> _EXERCISE DIRECTIONS_:
Reproduce the article on road dangers faced by paramedics and EMTs word for word, in full.

The dangers we face on the road

National studies show paramedics and EMTs face greater risks on the road compared to other drivers

An ambulance crash in Indianapolis claimed the lives of two EMTs on Saturday. Such tragedies are becoming far too common. On behalf of EMS1, we wish the surviving family and friends of our fallen colleagues well.

It'll be some time before the exact cause of death is known for the two providers. Yet, we must advocate for better safety while driving our vehicles.

Even where no mistakes are made and the cases where deaths were not preventable, we should acknowledge LODDs as a reminder of the dangers we can face on the roads.

National studies show paramedics and EMTs face greater risks on the road compared to other drivers.

Our driving practices must reflect that our chances of being killed in a crash is much greater than other high-risk occupations. Frankly, we need to stop driving with lights and siren routinely.

(Collection entries)
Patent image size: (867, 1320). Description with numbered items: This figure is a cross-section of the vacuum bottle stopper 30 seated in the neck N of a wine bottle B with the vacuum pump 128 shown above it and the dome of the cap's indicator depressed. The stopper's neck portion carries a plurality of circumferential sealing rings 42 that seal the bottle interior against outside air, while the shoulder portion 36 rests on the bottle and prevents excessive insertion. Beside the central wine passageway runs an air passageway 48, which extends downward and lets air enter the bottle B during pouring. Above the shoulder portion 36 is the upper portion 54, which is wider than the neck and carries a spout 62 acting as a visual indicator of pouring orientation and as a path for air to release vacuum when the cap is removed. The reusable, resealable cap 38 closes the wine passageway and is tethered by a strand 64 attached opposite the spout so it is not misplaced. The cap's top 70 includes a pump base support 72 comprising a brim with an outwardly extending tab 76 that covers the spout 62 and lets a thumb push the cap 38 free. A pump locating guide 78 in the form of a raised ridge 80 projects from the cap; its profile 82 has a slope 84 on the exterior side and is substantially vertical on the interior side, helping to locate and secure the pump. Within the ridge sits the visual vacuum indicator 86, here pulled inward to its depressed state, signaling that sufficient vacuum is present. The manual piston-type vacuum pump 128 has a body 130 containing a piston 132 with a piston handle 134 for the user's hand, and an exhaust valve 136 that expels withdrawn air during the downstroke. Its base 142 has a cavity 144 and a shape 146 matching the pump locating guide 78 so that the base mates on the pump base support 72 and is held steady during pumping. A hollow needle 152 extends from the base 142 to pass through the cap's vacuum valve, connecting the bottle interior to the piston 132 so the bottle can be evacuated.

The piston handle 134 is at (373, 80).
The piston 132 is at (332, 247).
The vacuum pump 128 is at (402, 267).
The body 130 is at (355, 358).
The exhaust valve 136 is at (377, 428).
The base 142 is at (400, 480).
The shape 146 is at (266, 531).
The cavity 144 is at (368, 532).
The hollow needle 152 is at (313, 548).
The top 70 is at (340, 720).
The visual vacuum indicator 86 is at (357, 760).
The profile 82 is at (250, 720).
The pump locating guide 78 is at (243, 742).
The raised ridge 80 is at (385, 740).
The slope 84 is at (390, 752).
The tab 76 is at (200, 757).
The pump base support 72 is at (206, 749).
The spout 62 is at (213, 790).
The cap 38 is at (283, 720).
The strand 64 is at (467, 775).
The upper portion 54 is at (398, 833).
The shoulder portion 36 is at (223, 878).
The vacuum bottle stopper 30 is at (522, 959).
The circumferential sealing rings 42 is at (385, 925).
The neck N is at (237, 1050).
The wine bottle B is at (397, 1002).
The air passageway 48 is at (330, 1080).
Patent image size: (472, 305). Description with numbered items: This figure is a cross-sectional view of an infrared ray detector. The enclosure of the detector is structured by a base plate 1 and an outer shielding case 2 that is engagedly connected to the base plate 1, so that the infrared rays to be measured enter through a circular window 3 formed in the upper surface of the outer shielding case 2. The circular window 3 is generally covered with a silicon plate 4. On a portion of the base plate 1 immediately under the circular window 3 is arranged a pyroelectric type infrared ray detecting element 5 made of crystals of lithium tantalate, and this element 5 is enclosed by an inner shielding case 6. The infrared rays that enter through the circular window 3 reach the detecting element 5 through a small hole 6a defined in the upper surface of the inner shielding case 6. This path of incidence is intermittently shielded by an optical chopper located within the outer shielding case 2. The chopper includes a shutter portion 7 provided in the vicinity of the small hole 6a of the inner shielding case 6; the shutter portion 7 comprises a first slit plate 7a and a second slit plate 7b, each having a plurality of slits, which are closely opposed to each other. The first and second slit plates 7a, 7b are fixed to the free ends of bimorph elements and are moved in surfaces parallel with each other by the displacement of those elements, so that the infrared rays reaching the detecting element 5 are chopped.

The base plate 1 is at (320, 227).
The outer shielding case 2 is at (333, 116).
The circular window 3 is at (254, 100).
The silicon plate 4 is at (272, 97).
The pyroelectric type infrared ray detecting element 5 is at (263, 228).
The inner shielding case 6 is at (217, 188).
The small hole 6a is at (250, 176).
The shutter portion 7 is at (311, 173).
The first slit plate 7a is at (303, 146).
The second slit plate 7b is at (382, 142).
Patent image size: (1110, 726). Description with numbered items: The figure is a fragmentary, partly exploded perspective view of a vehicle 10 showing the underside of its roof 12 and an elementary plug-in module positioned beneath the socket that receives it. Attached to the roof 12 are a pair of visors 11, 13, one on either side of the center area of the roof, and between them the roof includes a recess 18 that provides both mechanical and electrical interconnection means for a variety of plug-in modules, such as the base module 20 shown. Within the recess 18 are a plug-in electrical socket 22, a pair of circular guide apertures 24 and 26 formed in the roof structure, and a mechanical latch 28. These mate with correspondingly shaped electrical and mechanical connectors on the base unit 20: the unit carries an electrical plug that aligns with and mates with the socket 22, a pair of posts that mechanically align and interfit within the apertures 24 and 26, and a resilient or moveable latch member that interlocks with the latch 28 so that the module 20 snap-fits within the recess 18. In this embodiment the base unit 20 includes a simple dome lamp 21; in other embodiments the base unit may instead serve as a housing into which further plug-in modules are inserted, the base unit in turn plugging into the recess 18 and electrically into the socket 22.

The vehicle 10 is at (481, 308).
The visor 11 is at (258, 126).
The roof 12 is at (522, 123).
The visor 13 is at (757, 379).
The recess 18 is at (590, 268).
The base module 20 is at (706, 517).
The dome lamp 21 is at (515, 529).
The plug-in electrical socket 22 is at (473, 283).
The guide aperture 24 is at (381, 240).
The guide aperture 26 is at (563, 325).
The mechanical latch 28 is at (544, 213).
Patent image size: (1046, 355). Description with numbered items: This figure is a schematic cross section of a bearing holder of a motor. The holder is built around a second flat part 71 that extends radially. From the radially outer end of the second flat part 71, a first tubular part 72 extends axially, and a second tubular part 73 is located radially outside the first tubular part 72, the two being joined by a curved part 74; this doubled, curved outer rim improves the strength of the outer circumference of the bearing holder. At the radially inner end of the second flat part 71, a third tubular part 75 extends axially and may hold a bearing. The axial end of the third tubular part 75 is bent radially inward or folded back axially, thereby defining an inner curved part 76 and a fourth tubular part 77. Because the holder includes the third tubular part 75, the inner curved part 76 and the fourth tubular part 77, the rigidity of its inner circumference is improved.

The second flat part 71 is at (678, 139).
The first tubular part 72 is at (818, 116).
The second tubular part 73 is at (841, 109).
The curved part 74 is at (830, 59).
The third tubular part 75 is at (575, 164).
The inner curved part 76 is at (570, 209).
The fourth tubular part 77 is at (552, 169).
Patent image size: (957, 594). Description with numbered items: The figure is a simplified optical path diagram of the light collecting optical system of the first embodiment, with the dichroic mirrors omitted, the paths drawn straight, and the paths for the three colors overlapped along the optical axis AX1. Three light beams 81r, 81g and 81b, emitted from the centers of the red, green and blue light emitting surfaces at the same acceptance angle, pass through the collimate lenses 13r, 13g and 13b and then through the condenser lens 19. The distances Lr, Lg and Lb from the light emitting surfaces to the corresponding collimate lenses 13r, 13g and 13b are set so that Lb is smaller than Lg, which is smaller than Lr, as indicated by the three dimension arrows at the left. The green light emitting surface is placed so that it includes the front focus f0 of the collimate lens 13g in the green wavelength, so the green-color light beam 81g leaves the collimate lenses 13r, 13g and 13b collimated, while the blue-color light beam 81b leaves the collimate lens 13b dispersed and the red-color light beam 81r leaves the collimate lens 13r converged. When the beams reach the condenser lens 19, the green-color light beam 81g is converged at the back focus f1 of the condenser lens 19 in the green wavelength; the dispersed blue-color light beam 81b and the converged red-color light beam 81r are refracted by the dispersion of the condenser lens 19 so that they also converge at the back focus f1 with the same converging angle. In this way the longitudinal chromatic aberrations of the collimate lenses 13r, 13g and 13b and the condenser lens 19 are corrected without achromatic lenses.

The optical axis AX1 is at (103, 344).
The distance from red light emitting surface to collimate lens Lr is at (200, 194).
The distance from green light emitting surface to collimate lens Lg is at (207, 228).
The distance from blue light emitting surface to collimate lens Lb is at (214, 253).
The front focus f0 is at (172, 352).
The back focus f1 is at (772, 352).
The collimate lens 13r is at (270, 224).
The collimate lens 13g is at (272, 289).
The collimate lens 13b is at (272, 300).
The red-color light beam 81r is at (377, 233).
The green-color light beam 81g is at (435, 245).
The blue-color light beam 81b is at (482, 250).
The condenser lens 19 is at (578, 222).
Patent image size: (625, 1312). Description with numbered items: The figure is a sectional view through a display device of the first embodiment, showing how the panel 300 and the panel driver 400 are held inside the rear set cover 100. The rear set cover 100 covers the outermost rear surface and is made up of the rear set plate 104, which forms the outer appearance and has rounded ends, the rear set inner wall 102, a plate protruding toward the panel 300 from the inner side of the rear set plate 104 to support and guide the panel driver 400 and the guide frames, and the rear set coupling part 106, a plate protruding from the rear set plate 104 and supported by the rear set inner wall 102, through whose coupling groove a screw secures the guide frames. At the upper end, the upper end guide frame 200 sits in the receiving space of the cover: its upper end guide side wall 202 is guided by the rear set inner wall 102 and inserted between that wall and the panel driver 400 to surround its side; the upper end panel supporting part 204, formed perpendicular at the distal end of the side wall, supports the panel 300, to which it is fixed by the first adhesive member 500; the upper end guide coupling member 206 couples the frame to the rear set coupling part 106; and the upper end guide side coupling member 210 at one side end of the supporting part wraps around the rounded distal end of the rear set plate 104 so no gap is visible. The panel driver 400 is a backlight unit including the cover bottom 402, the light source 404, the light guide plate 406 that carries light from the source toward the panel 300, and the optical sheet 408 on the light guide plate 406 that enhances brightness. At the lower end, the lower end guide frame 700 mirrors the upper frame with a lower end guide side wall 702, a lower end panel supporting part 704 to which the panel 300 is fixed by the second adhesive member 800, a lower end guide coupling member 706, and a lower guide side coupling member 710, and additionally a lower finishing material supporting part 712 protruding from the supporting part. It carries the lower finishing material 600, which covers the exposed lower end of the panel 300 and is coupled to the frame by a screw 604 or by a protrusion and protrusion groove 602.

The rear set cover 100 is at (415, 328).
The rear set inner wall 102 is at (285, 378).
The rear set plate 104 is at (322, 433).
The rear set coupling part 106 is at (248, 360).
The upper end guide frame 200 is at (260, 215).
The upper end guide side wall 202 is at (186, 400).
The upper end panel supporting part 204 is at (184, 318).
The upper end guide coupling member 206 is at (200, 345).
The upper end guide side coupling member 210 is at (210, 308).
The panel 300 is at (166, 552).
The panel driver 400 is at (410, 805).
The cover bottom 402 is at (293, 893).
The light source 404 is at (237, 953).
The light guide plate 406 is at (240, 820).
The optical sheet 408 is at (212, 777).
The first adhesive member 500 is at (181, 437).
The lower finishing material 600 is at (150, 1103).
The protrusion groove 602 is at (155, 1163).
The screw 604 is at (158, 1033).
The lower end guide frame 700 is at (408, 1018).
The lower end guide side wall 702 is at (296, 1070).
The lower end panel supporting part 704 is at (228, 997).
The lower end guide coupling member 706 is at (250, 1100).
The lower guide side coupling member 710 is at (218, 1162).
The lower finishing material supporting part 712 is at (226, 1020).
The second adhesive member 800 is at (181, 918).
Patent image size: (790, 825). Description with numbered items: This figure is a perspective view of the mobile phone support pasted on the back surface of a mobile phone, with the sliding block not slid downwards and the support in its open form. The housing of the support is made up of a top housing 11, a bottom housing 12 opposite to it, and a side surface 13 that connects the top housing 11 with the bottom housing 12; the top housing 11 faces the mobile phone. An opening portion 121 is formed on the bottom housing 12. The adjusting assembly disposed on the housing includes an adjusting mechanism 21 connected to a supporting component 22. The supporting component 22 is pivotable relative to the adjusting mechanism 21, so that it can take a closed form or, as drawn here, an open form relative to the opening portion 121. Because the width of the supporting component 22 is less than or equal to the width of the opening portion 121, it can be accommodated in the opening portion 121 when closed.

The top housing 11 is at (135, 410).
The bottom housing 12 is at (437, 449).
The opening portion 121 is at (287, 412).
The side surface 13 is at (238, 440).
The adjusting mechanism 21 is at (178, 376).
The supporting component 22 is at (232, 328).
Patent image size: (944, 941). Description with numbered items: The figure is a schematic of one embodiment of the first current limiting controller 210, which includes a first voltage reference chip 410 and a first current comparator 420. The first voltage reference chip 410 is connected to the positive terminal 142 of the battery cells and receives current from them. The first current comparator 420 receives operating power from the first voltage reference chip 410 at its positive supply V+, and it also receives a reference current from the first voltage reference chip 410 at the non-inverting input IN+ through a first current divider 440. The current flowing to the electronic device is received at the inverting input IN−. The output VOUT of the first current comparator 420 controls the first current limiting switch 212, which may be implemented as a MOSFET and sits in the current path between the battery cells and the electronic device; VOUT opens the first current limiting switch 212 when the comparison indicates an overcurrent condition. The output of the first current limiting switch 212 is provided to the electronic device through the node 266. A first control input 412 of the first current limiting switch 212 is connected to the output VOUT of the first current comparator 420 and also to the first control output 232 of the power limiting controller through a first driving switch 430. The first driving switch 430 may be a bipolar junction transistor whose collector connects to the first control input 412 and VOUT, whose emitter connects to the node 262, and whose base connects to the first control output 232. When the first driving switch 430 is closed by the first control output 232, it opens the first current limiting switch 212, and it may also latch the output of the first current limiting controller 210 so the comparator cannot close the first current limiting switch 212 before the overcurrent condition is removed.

> _TASK RESPONSE_:
The dangers we face on the road

National studies show paramedics and EMTs face greater risks on the road compared to other drivers

An ambulance crash in Indianapolis claimed the lives of two EMTs on Saturday. Such tragedies are becoming far too common. On behalf of EMS1, we wish the surviving family and friends of our fallen colleagues well.

It'll be some time before the exact cause of death is known for the two providers. Yet, we must advocate for better safety while driving our vehicles.

Even where no mistakes are made and the cases where deaths were not preventable, we should acknowledge LODDs as a reminder of the dangers we can face on the roads.

National studies show paramedics and EMTs face greater risks on the road compared to other drivers.

Our driving practices must reflect that our chances of being killed in a crash is much greater than other high-risk occupations. Frankly, we need to stop driving with lights and siren routinely.